* **EXERCISE PROMPT**
Reproduce the records below exactly as given.

--- begin SUPPLIED INFORMATION ---

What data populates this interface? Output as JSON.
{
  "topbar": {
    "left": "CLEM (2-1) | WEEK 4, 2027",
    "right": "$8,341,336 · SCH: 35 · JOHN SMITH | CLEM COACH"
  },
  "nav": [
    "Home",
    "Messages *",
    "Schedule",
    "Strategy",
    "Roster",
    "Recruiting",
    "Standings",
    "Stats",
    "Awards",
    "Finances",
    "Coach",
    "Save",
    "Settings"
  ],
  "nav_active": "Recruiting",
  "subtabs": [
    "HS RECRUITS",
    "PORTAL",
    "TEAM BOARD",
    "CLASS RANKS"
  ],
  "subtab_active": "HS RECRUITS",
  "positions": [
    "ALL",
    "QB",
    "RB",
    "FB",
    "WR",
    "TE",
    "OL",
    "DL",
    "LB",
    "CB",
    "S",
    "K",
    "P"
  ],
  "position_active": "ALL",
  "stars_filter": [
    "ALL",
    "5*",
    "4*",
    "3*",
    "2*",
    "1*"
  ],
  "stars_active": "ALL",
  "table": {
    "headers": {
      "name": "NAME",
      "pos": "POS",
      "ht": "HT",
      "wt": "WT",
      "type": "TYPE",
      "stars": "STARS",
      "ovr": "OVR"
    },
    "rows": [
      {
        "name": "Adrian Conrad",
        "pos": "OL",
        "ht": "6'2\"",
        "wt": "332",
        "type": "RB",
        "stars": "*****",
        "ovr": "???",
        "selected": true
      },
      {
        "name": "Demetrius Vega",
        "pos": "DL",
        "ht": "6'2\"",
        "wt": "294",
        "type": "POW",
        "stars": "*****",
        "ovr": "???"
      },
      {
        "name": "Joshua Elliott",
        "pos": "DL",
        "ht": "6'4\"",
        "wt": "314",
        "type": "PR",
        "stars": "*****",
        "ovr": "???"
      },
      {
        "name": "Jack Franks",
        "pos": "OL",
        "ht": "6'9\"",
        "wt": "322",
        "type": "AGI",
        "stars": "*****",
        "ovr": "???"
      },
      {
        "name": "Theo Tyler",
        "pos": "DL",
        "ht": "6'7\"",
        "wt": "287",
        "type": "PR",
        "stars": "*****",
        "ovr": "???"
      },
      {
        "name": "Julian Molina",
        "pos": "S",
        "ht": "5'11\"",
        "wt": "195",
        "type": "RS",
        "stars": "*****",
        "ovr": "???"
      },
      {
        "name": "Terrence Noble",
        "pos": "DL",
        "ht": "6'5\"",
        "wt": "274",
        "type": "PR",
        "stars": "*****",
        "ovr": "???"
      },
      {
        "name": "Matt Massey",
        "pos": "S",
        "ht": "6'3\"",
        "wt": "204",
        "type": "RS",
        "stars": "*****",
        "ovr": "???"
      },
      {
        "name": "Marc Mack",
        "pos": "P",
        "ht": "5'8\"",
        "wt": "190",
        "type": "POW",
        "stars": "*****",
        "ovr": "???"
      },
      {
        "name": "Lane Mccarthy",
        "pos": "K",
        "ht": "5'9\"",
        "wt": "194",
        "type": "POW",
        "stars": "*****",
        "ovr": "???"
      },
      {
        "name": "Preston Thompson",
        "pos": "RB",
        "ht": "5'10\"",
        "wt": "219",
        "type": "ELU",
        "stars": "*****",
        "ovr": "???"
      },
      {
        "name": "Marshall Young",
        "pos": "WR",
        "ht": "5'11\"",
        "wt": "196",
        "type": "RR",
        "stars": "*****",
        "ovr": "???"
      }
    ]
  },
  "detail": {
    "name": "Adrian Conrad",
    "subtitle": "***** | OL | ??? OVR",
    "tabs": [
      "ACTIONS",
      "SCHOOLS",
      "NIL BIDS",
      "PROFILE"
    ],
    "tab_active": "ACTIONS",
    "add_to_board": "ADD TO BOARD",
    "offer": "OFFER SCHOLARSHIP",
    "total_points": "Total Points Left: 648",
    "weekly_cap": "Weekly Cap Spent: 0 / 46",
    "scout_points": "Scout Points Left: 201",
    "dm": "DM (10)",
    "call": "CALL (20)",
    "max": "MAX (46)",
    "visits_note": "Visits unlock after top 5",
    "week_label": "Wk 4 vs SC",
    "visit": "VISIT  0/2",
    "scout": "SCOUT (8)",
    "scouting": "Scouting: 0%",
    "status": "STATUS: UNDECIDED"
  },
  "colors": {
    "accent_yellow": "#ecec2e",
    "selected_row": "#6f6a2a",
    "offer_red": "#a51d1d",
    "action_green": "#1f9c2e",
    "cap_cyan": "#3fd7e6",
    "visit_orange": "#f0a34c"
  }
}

--- end SUPPLIED INFORMATION ---

* **TASK SOLUTION**
What data populates this interface? Output as JSON.
{
  "topbar": {
    "left": "CLEM (2-1) | WEEK 4, 2027",
    "right": "$8,341,336 · SCH: 35 · JOHN SMITH | CLEM COACH"
  },
  "nav": [
    "Home",
    "Messages *",
    "Schedule",
    "Strategy",
    "Roster",
    "Recruiting",
    "Standings",
    "Stats",
    "Awards",
    "Finances",
    "Coach",
    "Save",
    "Settings"
  ],
  "nav_active": "Recruiting",
  "subtabs": [
    "HS RECRUITS",
    "PORTAL",
    "TEAM BOARD",
    "CLASS RANKS"
  ],
  "subtab_active": "HS RECRUITS",
  "positions": [
    "ALL",
    "QB",
    "RB",
    "FB",
    "WR",
    "TE",
    "OL",
    "DL",
    "LB",
    "CB",
    "S",
    "K",
    "P"
  ],
  "position_active": "ALL",
  "stars_filter": [
    "ALL",
    "5*",
    "4*",
    "3*",
    "2*",
    "1*"
  ],
  "stars_active": "ALL",
  "table": {
    "headers": {
      "name": "NAME",
      "pos": "POS",
      "ht": "HT",
      "wt": "WT",
      "type": "TYPE",
      "stars": "STARS",
      "ovr": "OVR"
    },
    "rows": [
      {
        "name": "Adrian Conrad",
        "pos": "OL",
        "ht": "6'2\"",
        "wt": "332",
        "type": "RB",
        "stars": "*****",
        "ovr": "???",
        "selected": true
      },
      {
        "name": "Demetrius Vega",
        "pos": "DL",
        "ht": "6'2\"",
        "wt": "294",
        "type": "POW",
        "stars": "*****",
        "ovr": "???"
      },
      {
        "name": "Joshua Elliott",
        "pos": "DL",
        "ht": "6'4\"",
        "wt": "314",
        "type": "PR",
        "stars": "*****",
        "ovr": "???"
      },
      {
        "name": "Jack Franks",
        "pos": "OL",
        "ht": "6'9\"",
        "wt": "322",
        "type": "AGI",
        "stars": "*****",
        "ovr": "???"
      },
      {
        "name": "Theo Tyler",
        "pos": "DL",
        "ht": "6'7\"",
        "wt": "287",
        "type": "PR",
        "stars": "*****",
        "ovr": "???"
      },
      {
        "name": "Julian Molina",
        "pos": "S",
        "ht": "5'11\"",
        "wt": "195",
        "type": "RS",
        "stars": "*****",
        "ovr": "???"
      },
      {
        "name": "Terrence Noble",
        "pos": "DL",
        "ht": "6'5\"",
        "wt": "274",
        "type": "PR",
        "stars": "*****",
        "ovr": "???"
      },
      {
        "name": "Matt Massey",
        "pos": "S",
        "ht": "6'3\"",
        "wt": "204",
        "type": "RS",
        "stars": "*****",
        "ovr": "???"
      },
      {
        "name": "Marc Mack",
        "pos": "P",
        "ht": "5'8\"",
        "wt": "190",
        "type": "POW",
        "stars": "*****",
        "ovr": "???"
      },
      {
        "name": "Lane Mccarthy",
        "pos": "K",
        "ht": "5'9\"",
        "wt": "194",
        "type": "POW",
        "stars": "*****",
        "ovr": "???"
      },
      {
        "name": "Preston Thompson",
        "pos": "RB",
        "ht": "5'10\"",
        "wt": "219",
        "type": "ELU",
        "stars": "*****",
        "ovr": "???"
      },
      {
        "name": "Marshall Young",
        "pos": "WR",
        "ht": "5'11\"",
        "wt": "196",
        "type": "RR",
        "stars": "*****",
        "ovr": "???"
      }
    ]
  },
  "detail": {
    "name": "Adrian Conrad",
    "subtitle": "***** | OL | ??? OVR",
    "tabs": [
      "ACTIONS",
      "SCHOOLS",
      "NIL BIDS",
      "PROFILE"
    ],
    "tab_active": "ACTIONS",
    "add_to_board": "ADD TO BOARD",
    "offer": "OFFER SCHOLARSHIP",
    "total_points": "Total Points Left: 648",
    "weekly_cap": "Weekly Cap Spent: 0 / 46",
    "scout_points": "Scout Points Left: 201",
    "dm": "DM (10)",
    "call": "CALL (20)",
    "max": "MAX (46)",
    "visits_note": "Visits unlock after top 5",
    "week_label": "Wk 4 vs SC",
    "visit": "VISIT  0/2",
    "scout": "SCOUT (8)",
    "scouting": "Scouting: 0%",
    "status": "STATUS: UNDECIDED"
  },
  "colors": {
    "accent_yellow": "#ecec2e",
    "selected_row": "#6f6a2a",
    "offer_red": "#a51d1d",
    "action_green": "#1f9c2e",
    "cap_cyan": "#3fd7e6",
    "visit_orange": "#f0a34c"
  }
}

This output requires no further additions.